## START

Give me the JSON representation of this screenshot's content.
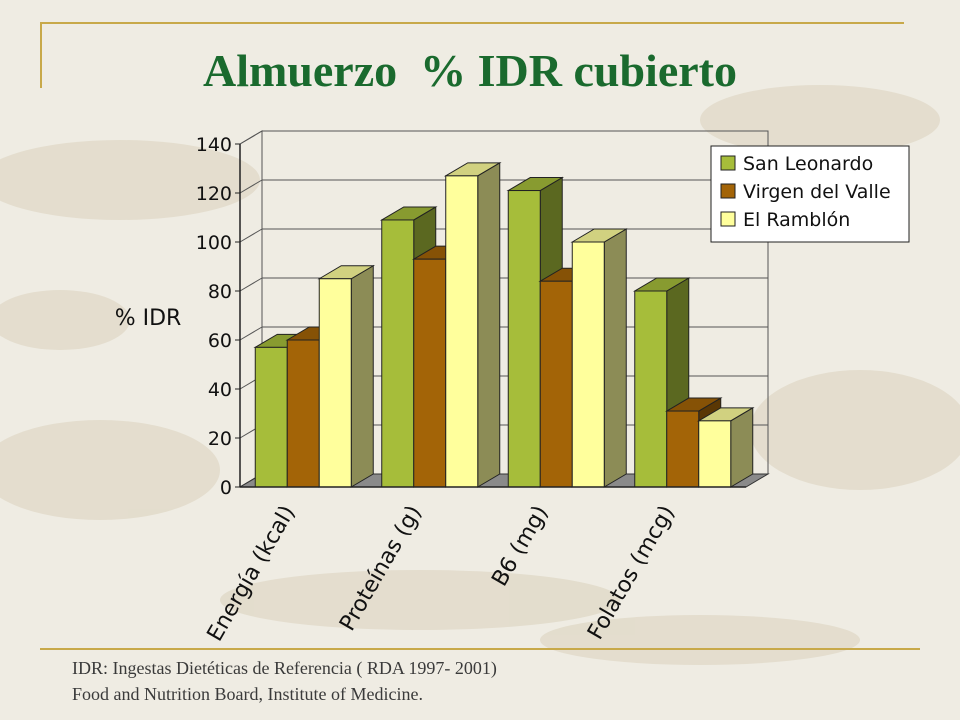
{
  "title": "Almuerzo  % IDR cubierto",
  "footnote": {
    "line1": "IDR: Ingestas Dietéticas de Referencia ( RDA 1997- 2001)",
    "line2": "Food and Nutrition Board, Institute of Medicine."
  },
  "colors": {
    "background": "#efece3",
    "accent_line": "#c8a94a",
    "title": "#1a6a2e"
  },
  "chart_data": {
    "type": "bar",
    "style": "3d-clustered-column",
    "title": "",
    "xlabel": "",
    "ylabel": "% IDR",
    "ylim": [
      0,
      140
    ],
    "yticks": [
      0,
      20,
      40,
      60,
      80,
      100,
      120,
      140
    ],
    "grid": true,
    "legend_position": "top-right",
    "categories": [
      "Energía (kcal)",
      "Proteínas (g)",
      "B6 (mg)",
      "Folatos (mcg)"
    ],
    "series": [
      {
        "name": "San Leonardo",
        "color": "#a6bd3a",
        "values": [
          57,
          109,
          121,
          80
        ]
      },
      {
        "name": "Virgen del Valle",
        "color": "#a36407",
        "values": [
          60,
          93,
          84,
          31
        ]
      },
      {
        "name": "El Ramblón",
        "color": "#ffff9c",
        "values": [
          85,
          127,
          100,
          27
        ]
      }
    ]
  }
}
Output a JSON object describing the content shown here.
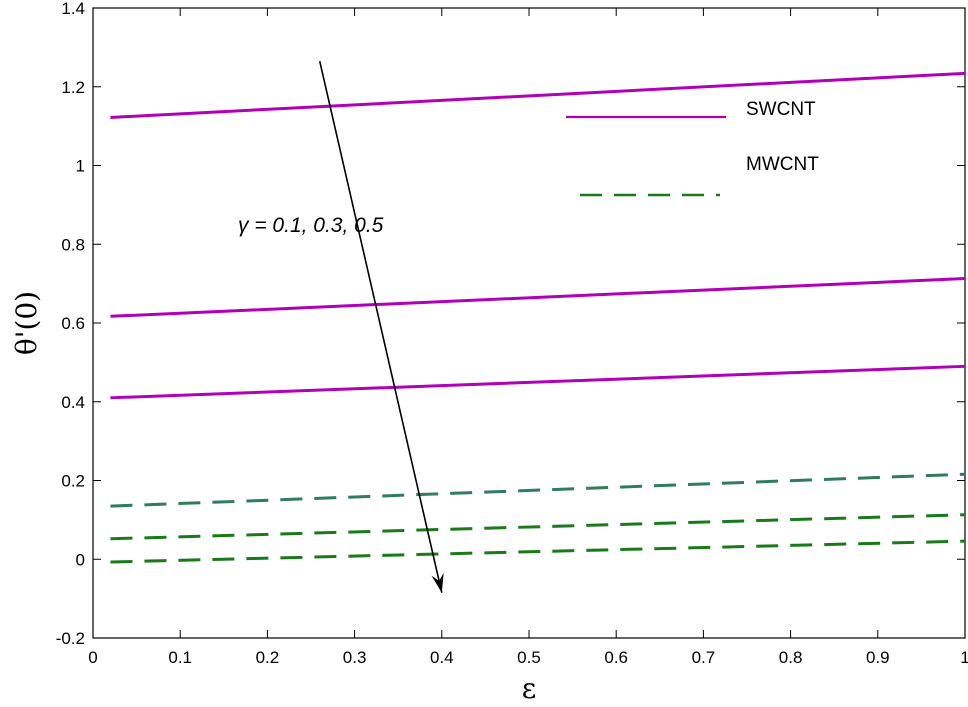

## END

TASK DIRECTIONS.
Omit any images, then output the listing exactly.

RIGHT ANSWER.
Give me the JSON representation of this screenshot's content.
{
  "title": "Almuerzo  % IDR cubierto",
  "footnote": {
    "line1": "IDR: Ingestas Dietéticas de Referencia ( RDA 1997- 2001)",
    "line2": "Food and Nutrition Board, Institute of Medicine."
  },
  "colors": {
    "background": "#efece3",
    "accent_line": "#c8a94a",
    "title": "#1a6a2e"
  },
  "chart_data": {
    "type": "bar",
    "style": "3d-clustered-column",
    "title": "",
    "xlabel": "",
    "ylabel": "% IDR",
    "ylim": [
      0,
      140
    ],
    "yticks": [
      0,
      20,
      40,
      60,
      80,
      100,
      120,
      140
    ],
    "grid": true,
    "legend_position": "top-right",
    "categories": [
      "Energía (kcal)",
      "Proteínas (g)",
      "B6 (mg)",
      "Folatos (mcg)"
    ],
    "series": [
      {
        "name": "San Leonardo",
        "color": "#a6bd3a",
        "values": [
          57,
          109,
          121,
          80
        ]
      },
      {
        "name": "Virgen del Valle",
        "color": "#a36407",
        "values": [
          60,
          93,
          84,
          31
        ]
      },
      {
        "name": "El Ramblón",
        "color": "#ffff9c",
        "values": [
          85,
          127,
          100,
          27
        ]
      }
    ]
  }
}
Output a JSON object describing the content shown here.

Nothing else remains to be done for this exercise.